> **DESCRIPTION OF THE TASK**: Copy the records from their first line down through the line containing "- part-package: C0402: [1332, 1122, 1363, 1133]", including both ends.

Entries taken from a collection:
────────

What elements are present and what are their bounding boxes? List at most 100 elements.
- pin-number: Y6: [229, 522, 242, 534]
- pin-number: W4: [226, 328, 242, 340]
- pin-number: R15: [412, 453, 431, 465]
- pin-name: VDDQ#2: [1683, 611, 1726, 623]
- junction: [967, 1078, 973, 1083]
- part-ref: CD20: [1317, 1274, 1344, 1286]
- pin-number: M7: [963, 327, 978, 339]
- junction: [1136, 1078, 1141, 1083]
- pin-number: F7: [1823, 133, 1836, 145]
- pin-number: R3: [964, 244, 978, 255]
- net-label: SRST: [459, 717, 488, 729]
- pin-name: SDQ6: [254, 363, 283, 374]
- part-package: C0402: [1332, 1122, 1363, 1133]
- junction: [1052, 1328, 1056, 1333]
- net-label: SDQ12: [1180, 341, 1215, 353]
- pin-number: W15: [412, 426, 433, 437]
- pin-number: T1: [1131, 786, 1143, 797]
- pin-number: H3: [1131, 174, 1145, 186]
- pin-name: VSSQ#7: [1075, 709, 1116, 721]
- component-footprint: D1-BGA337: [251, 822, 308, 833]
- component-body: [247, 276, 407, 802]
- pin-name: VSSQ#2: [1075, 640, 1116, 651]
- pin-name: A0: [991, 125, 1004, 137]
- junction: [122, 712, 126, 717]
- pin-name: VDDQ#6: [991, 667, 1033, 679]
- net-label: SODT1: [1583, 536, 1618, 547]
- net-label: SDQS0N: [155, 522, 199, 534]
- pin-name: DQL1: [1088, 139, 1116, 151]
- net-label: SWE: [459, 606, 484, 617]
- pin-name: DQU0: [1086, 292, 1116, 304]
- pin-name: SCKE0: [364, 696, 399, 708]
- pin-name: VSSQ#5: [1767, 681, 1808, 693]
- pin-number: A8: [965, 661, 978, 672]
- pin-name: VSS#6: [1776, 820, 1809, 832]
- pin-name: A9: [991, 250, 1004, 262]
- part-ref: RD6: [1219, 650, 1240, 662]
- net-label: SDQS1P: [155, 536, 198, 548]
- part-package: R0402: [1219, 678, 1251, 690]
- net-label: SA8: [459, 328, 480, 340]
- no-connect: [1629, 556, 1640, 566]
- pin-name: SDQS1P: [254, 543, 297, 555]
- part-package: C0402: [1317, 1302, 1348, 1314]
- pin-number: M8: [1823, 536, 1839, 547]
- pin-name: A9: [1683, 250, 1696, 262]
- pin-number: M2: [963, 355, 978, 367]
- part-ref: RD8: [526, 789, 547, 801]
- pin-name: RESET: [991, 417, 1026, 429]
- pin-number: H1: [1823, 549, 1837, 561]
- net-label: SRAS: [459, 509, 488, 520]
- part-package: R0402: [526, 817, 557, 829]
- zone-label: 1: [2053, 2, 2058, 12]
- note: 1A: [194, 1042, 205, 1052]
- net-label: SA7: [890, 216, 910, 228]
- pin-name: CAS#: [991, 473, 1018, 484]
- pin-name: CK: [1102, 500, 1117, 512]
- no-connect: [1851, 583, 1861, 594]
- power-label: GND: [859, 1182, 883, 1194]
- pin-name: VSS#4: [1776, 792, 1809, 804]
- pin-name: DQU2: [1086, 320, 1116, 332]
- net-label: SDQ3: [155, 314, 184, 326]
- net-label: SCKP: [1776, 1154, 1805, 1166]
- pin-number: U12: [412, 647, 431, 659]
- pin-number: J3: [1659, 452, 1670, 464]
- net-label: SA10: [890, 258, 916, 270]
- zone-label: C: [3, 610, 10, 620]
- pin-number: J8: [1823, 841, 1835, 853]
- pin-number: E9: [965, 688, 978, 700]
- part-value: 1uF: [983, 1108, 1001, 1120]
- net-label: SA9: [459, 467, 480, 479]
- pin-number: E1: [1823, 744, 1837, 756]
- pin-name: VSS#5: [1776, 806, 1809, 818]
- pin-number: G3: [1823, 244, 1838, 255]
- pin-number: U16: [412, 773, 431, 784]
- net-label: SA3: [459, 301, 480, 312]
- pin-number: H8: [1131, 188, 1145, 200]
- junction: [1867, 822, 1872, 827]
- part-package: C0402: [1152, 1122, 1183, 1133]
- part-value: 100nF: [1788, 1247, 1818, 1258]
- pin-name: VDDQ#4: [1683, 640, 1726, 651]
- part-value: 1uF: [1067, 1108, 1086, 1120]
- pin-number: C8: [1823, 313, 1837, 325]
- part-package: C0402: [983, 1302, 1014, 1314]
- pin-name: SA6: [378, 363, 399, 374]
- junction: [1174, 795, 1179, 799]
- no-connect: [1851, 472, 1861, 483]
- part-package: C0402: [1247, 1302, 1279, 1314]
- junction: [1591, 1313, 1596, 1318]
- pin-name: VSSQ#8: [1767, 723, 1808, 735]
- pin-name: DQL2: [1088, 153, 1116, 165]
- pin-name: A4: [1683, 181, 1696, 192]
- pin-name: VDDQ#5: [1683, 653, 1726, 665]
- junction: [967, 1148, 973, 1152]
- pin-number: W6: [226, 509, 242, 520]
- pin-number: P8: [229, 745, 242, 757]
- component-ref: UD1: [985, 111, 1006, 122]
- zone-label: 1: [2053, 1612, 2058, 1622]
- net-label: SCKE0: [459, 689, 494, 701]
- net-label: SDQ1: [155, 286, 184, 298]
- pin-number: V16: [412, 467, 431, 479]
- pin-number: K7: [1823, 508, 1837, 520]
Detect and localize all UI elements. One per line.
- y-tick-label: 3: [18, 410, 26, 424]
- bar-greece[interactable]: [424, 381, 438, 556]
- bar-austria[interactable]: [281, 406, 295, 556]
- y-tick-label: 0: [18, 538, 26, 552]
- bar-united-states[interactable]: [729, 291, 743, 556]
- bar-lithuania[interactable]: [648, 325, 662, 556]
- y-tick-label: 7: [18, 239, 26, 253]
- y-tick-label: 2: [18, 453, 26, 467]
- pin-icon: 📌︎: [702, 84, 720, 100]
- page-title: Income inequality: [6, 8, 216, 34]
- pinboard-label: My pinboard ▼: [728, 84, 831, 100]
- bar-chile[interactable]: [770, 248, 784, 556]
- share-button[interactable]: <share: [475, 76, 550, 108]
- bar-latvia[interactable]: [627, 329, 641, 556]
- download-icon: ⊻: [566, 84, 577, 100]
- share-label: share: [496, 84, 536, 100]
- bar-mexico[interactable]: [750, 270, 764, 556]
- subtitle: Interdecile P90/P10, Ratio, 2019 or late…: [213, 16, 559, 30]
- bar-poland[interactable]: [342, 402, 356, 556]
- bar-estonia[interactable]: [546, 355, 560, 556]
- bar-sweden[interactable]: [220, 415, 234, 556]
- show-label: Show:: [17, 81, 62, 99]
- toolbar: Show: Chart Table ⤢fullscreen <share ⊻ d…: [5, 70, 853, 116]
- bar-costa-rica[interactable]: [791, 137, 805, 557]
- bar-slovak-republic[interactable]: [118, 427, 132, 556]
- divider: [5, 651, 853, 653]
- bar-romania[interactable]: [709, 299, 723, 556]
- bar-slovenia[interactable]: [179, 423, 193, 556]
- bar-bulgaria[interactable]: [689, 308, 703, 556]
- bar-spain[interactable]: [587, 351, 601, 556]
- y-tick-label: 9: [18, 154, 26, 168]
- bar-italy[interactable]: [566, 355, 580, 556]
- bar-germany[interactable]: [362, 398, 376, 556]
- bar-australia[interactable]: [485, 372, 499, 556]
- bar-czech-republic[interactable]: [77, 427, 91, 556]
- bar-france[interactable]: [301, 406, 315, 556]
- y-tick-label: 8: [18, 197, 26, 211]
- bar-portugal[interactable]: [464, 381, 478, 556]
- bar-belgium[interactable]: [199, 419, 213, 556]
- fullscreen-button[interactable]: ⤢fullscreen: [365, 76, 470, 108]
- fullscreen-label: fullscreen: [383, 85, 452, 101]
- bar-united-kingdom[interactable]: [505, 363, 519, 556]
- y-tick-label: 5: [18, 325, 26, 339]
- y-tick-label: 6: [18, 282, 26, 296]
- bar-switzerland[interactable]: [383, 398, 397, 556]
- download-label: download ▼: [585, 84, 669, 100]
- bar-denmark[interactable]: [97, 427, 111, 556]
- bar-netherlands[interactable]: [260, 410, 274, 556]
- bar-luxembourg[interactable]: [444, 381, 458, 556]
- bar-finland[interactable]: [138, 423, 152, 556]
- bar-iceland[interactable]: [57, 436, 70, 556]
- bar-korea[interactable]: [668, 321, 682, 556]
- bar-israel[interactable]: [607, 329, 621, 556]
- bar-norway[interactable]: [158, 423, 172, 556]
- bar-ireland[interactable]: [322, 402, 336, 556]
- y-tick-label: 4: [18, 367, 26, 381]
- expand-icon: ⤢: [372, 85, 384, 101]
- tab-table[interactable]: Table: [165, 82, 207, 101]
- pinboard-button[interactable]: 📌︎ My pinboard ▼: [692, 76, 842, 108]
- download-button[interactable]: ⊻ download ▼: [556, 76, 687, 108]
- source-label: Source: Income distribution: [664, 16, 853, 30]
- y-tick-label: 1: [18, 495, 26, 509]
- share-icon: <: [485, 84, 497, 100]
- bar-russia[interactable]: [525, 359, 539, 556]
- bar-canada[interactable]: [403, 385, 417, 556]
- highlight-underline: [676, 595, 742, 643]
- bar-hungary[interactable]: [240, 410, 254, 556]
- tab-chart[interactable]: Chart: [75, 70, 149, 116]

────────

> **THE ANSWER**:
What elements are present and what are their bounding boxes? List at most 100 elements.
- pin-number: Y6: [229, 522, 242, 534]
- pin-number: W4: [226, 328, 242, 340]
- pin-number: R15: [412, 453, 431, 465]
- pin-name: VDDQ#2: [1683, 611, 1726, 623]
- junction: [967, 1078, 973, 1083]
- part-ref: CD20: [1317, 1274, 1344, 1286]
- pin-number: M7: [963, 327, 978, 339]
- junction: [1136, 1078, 1141, 1083]
- pin-number: F7: [1823, 133, 1836, 145]
- pin-number: R3: [964, 244, 978, 255]
- net-label: SRST: [459, 717, 488, 729]
- pin-name: SDQ6: [254, 363, 283, 374]
- part-package: C0402: [1332, 1122, 1363, 1133]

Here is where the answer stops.